▶ [Set exercise]
Make a tally of the lines in the records that include the string "นาคม", and give only that number.

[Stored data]
=====

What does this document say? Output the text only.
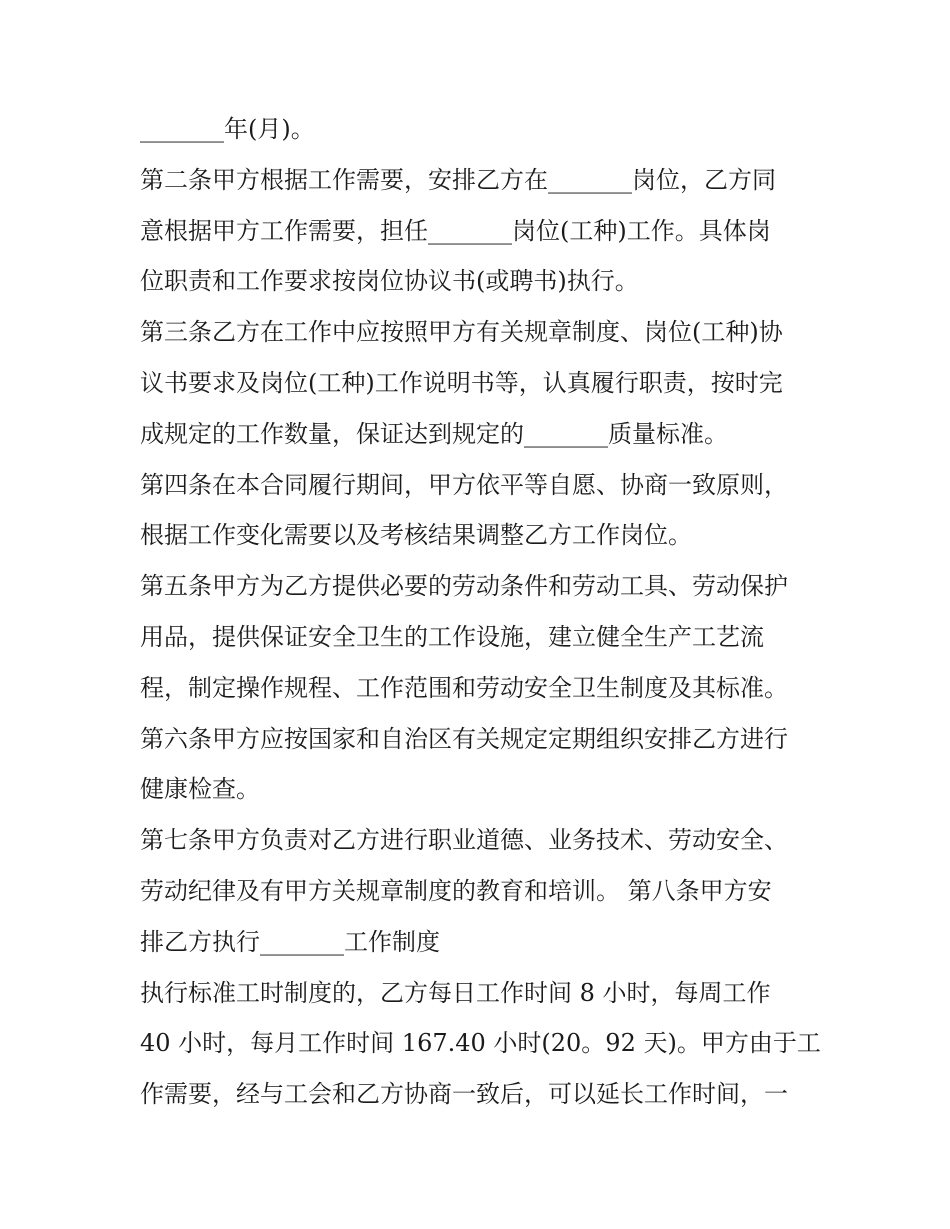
_______年(月)。
第二条甲方根据工作需要，安排乙方在_______岗位，乙方同
意根据甲方工作需要，担任_______岗位(工种)工作。具体岗
位职责和工作要求按岗位协议书(或聘书)执行。
第三条乙方在工作中应按照甲方有关规章制度、岗位(工种)协
议书要求及岗位(工种)工作说明书等，认真履行职责，按时完
成规定的工作数量，保证达到规定的_______质量标准。
第四条在本合同履行期间，甲方依平等自愿、协商一致原则，
根据工作变化需要以及考核结果调整乙方工作岗位。
第五条甲方为乙方提供必要的劳动条件和劳动工具、劳动保护
用品，提供保证安全卫生的工作设施，建立健全生产工艺流
程，制定操作规程、工作范围和劳动安全卫生制度及其标准。
第六条甲方应按国家和自治区有关规定定期组织安排乙方进行
健康检查。
第七条甲方负责对乙方进行职业道德、业务技术、劳动安全、
劳动纪律及有甲方关规章制度的教育和培训。 第八条甲方安
排乙方执行_______工作制度
执行标准工时制度的，乙方每日工作时间 8 小时，每周工作
40 小时，每月工作时间 167.40 小时(20。92 天)。甲方由于工
作需要，经与工会和乙方协商一致后，可以延长工作时间，一
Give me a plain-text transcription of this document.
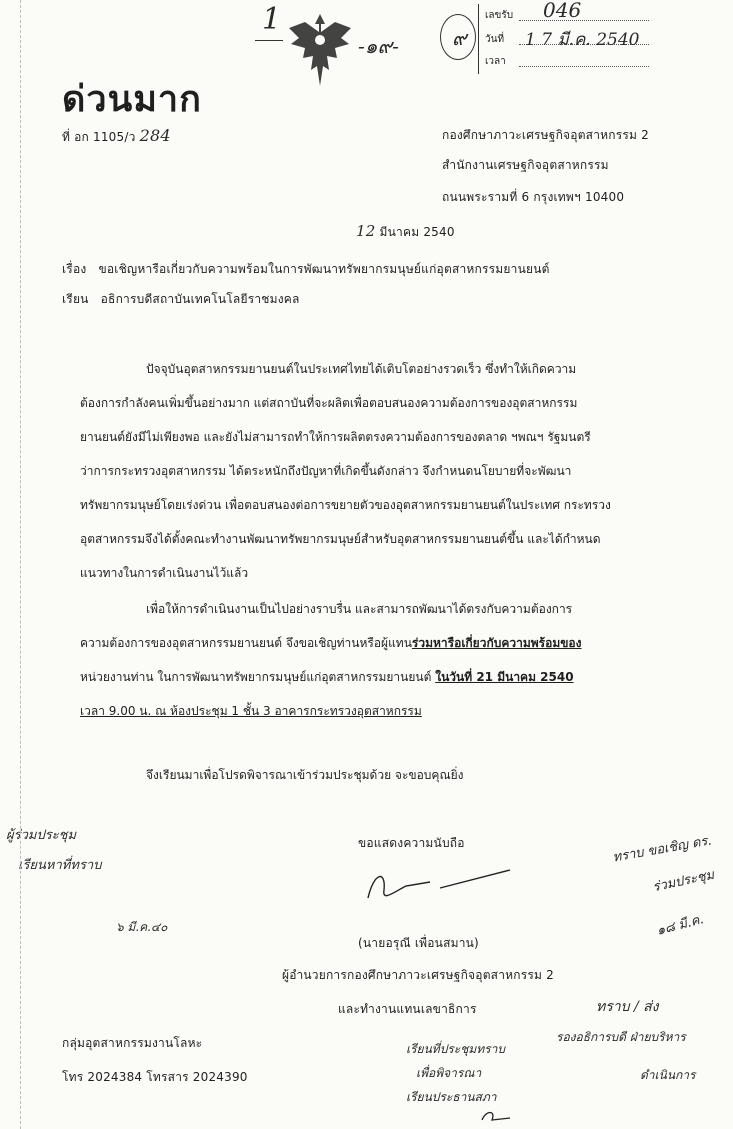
1
-๑๙-	๙
เลขรับ 046
วันที่ 1 7 มี.ค. 2540
เวลา
ด่วนมาก
ที่ อก 1105/ว 284	กองศึกษาภาวะเศรษฐกิจอุตสาหกรรม 2
สำนักงานเศรษฐกิจอุตสาหกรรม
ถนนพระรามที่ 6 กรุงเทพฯ 10400
12 มีนาคม 2540
เรื่อง ขอเชิญหารือเกี่ยวกับความพร้อมในการพัฒนาทรัพยากรมนุษย์แก่อุตสาหกรรมยานยนต์
เรียน อธิการบดีสถาบันเทคโนโลยีราชมงคล
ปัจจุบันอุตสาหกรรมยานยนต์ในประเทศไทยได้เติบโตอย่างรวดเร็ว ซึ่งทำให้เกิดความ
ต้องการกำลังคนเพิ่มขึ้นอย่างมาก แต่สถาบันที่จะผลิตเพื่อตอบสนองความต้องการของอุตสาหกรรม
ยานยนต์ยังมีไม่เพียงพอ และยังไม่สามารถทำให้การผลิตตรงความต้องการของตลาด ฯพณฯ รัฐมนตรี
ว่าการกระทรวงอุตสาหกรรม ได้ตระหนักถึงปัญหาที่เกิดขึ้นดังกล่าว จึงกำหนดนโยบายที่จะพัฒนา
ทรัพยากรมนุษย์โดยเร่งด่วน เพื่อตอบสนองต่อการขยายตัวของอุตสาหกรรมยานยนต์ในประเทศ กระทรวง
อุตสาหกรรมจึงได้ตั้งคณะทำงานพัฒนาทรัพยากรมนุษย์สำหรับอุตสาหกรรมยานยนต์ขึ้น และได้กำหนด
แนวทางในการดำเนินงานไว้แล้ว
เพื่อให้การดำเนินงานเป็นไปอย่างราบรื่น และสามารถพัฒนาได้ตรงกับความต้องการ
ความต้องการของอุตสาหกรรมยานยนต์ จึงขอเชิญท่านหรือผู้แทนร่วมหารือเกี่ยวกับความพร้อมของ
หน่วยงานท่าน ในการพัฒนาทรัพยากรมนุษย์แก่อุตสาหกรรมยานยนต์ ในวันที่ 21 มีนาคม 2540
เวลา 9.00 น. ณ ห้องประชุม 1 ชั้น 3 อาคารกระทรวงอุตสาหกรรม
จึงเรียนมาเพื่อโปรดพิจารณาเข้าร่วมประชุมด้วย จะขอบคุณยิ่ง
ขอแสดงความนับถือ
(นายอรุณี เพื่อนสมาน)
ผู้อำนวยการกองศึกษาภาวะเศรษฐกิจอุตสาหกรรม 2
และทำงานแทนเลขาธิการ
กลุ่มอุตสาหกรรมงานโลหะ
โทร 2024384 โทรสาร 2024390
ผู้ร่วมประชุม
เรียนหาที่ทราบ
๖ มี.ค.๔๐
ทราบ ขอเชิญ ดร.
ร่วมประชุม
๑๘ มี.ค.
ทราบ / ส่ง
รองอธิการบดี ฝ่ายบริหาร
ดำเนินการ
เรียนที่ประชุมทราบ
เพื่อพิจารณา
เรียนประธานสภา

=====

▶ [The completed task]
2